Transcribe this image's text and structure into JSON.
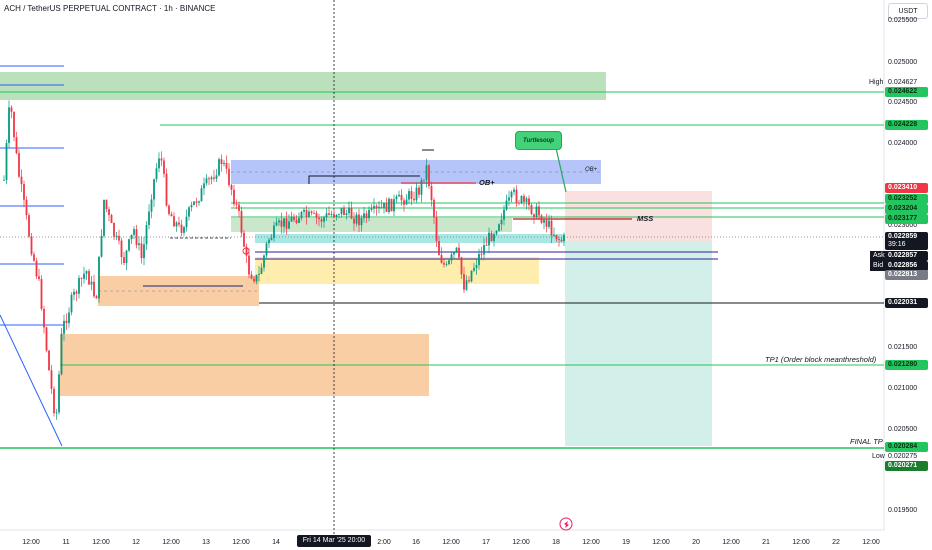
{
  "header": {
    "title": "ACH / TetherUS PERPETUAL CONTRACT · 1h · BINANCE",
    "currency": "USDT"
  },
  "price_axis": {
    "ticks": [
      "0.025500",
      "0.025000",
      "0.024500",
      "0.024000",
      "0.023000",
      "0.021500",
      "0.021000",
      "0.020500",
      "0.019500"
    ],
    "labels": {
      "high": "High",
      "low": "Low",
      "ask": "Ask",
      "bid": "Bid",
      "tp1": "TP1  (Order block meanthreshold)",
      "final_tp": "FINAL  TP"
    },
    "tags": {
      "high_value": "0.024627",
      "high_line": "0.024622",
      "level_24228": "0.024228",
      "red_level": "0.023410",
      "g1": "0.023252",
      "g2": "0.023204",
      "g3": "0.023177",
      "current": "0.022859",
      "countdown": "39:16",
      "ask": "0.022857",
      "bid": "0.022856",
      "grey": "0.022813",
      "black": "0.022031",
      "tp1": "0.021280",
      "final_tp": "0.020284",
      "low_value": "0.020275",
      "low_tag": "0.020271"
    }
  },
  "time_axis": {
    "labels": [
      "12:00",
      "11",
      "12:00",
      "12",
      "12:00",
      "13",
      "12:00",
      "14",
      "2:00",
      "16",
      "12:00",
      "17",
      "12:00",
      "18",
      "12:00",
      "19",
      "12:00",
      "20",
      "12:00",
      "21",
      "12:00",
      "22",
      "12:00"
    ],
    "crosshair": "Fri 14 Mar '25    20:00"
  },
  "annotations": {
    "ob_plus": "OB+",
    "ob_plus_small": "OB+",
    "mss": "MSS",
    "turtlesoup": "Turtlesoup"
  },
  "colors": {
    "bull": "#089981",
    "bear": "#f23645",
    "green_line": "#22c55e",
    "zone_green": "#66bb6a",
    "zone_blue": "#5b7ff5",
    "zone_orange": "#f59e4a",
    "zone_yellow": "#fde68a",
    "zone_teal": "#4fd1c5",
    "target_teal": "#a7dfd6",
    "stop_red": "#f8c7c7"
  }
}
================
**WRITTEN EXERCISE:** Write out the data precisely as given, excluding the pictures.

**TASK RESULT:**
Transcribe this image's text and structure into JSON.
{
  "header": {
    "title": "ACH / TetherUS PERPETUAL CONTRACT · 1h · BINANCE",
    "currency": "USDT"
  },
  "price_axis": {
    "ticks": [
      "0.025500",
      "0.025000",
      "0.024500",
      "0.024000",
      "0.023000",
      "0.021500",
      "0.021000",
      "0.020500",
      "0.019500"
    ],
    "labels": {
      "high": "High",
      "low": "Low",
      "ask": "Ask",
      "bid": "Bid",
      "tp1": "TP1  (Order block meanthreshold)",
      "final_tp": "FINAL  TP"
    },
    "tags": {
      "high_value": "0.024627",
      "high_line": "0.024622",
      "level_24228": "0.024228",
      "red_level": "0.023410",
      "g1": "0.023252",
      "g2": "0.023204",
      "g3": "0.023177",
      "current": "0.022859",
      "countdown": "39:16",
      "ask": "0.022857",
      "bid": "0.022856",
      "grey": "0.022813",
      "black": "0.022031",
      "tp1": "0.021280",
      "final_tp": "0.020284",
      "low_value": "0.020275",
      "low_tag": "0.020271"
    }
  },
  "time_axis": {
    "labels": [
      "12:00",
      "11",
      "12:00",
      "12",
      "12:00",
      "13",
      "12:00",
      "14",
      "2:00",
      "16",
      "12:00",
      "17",
      "12:00",
      "18",
      "12:00",
      "19",
      "12:00",
      "20",
      "12:00",
      "21",
      "12:00",
      "22",
      "12:00"
    ],
    "crosshair": "Fri 14 Mar '25    20:00"
  },
  "annotations": {
    "ob_plus": "OB+",
    "ob_plus_small": "OB+",
    "mss": "MSS",
    "turtlesoup": "Turtlesoup"
  },
  "colors": {
    "bull": "#089981",
    "bear": "#f23645",
    "green_line": "#22c55e",
    "zone_green": "#66bb6a",
    "zone_blue": "#5b7ff5",
    "zone_orange": "#f59e4a",
    "zone_yellow": "#fde68a",
    "zone_teal": "#4fd1c5",
    "target_teal": "#a7dfd6",
    "stop_red": "#f8c7c7"
  }
}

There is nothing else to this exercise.